THE PROBLEM. Check each line of the records below and collect those holding "text".

========

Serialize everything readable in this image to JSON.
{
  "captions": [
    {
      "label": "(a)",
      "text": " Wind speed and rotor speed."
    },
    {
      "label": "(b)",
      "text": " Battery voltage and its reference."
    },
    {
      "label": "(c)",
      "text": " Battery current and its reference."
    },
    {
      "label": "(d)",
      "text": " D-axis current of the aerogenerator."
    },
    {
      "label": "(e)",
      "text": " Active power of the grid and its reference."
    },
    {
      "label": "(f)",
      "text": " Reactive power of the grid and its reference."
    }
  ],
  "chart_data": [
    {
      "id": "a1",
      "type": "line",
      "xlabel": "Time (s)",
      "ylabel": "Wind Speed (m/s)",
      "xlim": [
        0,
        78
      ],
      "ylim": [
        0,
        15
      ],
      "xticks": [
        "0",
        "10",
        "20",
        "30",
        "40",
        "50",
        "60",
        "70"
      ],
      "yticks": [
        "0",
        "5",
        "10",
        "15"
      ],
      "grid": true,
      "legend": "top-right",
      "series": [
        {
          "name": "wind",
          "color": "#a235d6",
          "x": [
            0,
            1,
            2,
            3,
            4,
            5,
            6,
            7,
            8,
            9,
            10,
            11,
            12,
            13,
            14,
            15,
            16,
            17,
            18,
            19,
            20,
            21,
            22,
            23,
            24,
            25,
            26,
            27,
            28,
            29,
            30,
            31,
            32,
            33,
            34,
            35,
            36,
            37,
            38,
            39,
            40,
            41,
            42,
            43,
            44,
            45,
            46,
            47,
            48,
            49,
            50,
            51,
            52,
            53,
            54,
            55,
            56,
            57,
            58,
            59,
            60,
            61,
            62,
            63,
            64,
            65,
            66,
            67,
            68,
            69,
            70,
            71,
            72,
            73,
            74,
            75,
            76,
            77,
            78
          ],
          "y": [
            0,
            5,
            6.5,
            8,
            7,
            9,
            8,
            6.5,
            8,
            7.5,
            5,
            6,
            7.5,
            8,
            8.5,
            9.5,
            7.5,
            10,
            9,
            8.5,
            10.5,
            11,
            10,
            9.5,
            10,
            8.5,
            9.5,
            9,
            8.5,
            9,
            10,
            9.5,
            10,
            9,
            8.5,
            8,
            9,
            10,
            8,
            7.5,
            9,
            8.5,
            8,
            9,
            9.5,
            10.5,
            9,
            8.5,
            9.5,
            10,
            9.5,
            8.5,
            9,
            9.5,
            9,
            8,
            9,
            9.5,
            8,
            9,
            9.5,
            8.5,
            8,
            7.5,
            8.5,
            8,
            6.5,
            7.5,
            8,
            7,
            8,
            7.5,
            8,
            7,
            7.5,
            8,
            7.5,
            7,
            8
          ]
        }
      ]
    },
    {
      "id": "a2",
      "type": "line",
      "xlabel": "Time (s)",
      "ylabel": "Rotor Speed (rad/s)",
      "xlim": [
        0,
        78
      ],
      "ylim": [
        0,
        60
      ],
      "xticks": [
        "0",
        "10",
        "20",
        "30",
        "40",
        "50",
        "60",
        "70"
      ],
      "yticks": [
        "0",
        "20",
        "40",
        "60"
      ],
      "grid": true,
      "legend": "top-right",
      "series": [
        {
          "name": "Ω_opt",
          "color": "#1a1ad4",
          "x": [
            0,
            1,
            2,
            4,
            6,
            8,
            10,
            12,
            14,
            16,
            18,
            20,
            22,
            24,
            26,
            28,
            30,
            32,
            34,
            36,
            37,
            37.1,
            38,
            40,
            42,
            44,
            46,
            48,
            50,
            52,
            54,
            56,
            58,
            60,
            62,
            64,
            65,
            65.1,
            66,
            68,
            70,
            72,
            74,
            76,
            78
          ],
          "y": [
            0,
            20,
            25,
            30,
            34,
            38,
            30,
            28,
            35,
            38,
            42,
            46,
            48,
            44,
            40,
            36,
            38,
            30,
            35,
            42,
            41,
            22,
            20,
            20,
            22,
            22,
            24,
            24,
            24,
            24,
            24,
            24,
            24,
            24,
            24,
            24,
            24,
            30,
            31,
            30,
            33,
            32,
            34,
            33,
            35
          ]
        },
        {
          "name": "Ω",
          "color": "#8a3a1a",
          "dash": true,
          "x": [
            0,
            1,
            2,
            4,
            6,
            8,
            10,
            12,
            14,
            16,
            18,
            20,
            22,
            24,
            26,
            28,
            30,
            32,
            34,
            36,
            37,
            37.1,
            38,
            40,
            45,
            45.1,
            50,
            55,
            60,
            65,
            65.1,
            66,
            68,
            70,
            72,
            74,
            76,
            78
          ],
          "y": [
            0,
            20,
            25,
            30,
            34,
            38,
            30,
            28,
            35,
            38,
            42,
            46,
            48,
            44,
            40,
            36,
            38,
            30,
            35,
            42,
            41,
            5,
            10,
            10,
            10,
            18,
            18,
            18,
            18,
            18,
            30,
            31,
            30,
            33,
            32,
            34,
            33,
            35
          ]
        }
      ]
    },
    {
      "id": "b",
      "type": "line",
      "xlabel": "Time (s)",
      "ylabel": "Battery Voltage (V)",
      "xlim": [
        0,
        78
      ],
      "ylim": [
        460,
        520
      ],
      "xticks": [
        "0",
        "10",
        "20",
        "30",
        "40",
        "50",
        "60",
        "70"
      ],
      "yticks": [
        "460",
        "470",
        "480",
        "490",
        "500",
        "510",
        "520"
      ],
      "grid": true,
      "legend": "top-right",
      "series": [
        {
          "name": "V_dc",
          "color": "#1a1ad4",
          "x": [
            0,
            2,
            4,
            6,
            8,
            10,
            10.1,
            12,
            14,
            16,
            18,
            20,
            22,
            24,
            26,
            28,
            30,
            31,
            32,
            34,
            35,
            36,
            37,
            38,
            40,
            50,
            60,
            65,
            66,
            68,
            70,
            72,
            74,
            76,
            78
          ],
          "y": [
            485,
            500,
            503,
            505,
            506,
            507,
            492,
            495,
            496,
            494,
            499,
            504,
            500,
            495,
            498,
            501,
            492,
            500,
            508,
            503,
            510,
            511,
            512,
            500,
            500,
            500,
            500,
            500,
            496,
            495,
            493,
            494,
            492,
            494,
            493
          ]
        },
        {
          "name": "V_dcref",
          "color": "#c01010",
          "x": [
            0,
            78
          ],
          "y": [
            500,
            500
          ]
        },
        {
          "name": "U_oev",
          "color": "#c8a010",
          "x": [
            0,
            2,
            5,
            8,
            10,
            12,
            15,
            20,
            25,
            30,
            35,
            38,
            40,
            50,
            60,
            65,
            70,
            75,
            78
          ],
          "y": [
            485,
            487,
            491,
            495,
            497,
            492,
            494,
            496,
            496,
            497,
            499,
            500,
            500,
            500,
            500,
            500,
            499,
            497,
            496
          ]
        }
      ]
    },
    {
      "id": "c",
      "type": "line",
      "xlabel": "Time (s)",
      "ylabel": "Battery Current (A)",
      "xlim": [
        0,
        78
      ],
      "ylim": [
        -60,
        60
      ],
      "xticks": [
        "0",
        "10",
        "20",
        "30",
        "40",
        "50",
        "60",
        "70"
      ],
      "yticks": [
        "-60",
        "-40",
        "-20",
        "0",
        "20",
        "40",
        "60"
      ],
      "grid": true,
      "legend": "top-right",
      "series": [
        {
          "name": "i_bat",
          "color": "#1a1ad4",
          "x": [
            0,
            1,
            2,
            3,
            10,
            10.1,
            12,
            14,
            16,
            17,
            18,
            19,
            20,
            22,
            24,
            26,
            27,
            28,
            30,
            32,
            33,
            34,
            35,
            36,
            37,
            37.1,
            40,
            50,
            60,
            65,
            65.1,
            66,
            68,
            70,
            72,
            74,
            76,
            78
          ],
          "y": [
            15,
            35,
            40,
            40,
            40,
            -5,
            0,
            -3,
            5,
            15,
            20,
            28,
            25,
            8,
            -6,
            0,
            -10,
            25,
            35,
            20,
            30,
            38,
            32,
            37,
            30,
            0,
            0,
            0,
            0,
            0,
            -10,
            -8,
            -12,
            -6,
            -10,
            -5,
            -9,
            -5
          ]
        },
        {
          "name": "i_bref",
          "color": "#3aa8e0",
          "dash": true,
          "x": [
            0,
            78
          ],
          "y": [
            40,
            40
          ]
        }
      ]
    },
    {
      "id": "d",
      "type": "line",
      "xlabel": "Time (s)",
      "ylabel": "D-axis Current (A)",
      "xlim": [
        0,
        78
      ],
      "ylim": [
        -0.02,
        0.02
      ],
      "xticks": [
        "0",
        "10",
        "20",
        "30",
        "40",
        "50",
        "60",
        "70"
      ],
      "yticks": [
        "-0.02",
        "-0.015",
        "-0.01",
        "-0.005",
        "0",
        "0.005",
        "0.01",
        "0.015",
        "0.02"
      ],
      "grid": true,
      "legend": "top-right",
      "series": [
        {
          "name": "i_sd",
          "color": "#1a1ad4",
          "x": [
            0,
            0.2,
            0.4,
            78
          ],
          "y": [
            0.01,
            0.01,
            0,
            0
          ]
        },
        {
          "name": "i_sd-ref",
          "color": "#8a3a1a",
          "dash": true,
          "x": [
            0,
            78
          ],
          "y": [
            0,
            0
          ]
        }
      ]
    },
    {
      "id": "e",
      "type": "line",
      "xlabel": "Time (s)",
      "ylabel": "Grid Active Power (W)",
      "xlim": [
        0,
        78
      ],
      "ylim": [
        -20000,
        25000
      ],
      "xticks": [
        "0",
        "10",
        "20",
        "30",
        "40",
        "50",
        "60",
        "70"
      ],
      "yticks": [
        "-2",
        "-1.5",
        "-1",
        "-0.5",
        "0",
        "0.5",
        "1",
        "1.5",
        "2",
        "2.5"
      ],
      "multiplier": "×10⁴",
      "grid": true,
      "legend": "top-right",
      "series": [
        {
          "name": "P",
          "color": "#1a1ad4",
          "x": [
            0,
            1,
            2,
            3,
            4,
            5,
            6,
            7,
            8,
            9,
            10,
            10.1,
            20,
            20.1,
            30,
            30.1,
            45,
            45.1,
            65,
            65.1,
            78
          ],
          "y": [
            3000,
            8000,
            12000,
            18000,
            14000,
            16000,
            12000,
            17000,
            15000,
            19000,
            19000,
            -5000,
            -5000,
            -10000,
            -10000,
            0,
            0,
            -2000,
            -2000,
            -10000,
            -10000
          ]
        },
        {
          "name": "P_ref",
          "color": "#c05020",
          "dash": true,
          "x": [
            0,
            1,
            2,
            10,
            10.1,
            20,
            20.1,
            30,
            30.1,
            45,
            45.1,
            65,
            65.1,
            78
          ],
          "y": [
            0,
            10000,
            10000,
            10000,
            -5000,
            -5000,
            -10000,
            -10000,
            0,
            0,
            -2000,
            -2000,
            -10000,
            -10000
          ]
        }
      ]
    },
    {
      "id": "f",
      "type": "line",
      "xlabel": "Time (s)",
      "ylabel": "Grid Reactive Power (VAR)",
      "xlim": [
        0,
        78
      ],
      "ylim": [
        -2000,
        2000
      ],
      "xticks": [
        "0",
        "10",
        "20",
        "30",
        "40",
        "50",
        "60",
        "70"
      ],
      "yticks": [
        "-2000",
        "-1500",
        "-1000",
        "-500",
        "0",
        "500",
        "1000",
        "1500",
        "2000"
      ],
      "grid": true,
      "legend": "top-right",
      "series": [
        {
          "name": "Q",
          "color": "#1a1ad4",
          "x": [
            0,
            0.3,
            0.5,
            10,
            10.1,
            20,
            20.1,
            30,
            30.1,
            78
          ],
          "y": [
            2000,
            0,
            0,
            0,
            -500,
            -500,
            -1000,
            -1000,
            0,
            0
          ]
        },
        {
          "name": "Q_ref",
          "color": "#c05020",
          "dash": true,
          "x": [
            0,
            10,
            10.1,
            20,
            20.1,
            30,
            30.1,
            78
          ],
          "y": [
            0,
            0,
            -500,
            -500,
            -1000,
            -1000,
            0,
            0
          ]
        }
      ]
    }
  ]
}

========

RESPONSE BELOW.
      "text": " Wind speed and rotor speed."
      "text": " Battery voltage and its reference."
      "text": " Battery current and its reference."
      "text": " D-axis current of the aerogenerator."
      "text": " Active power of the grid and its reference."
      "text": " Reactive power of the grid and its reference."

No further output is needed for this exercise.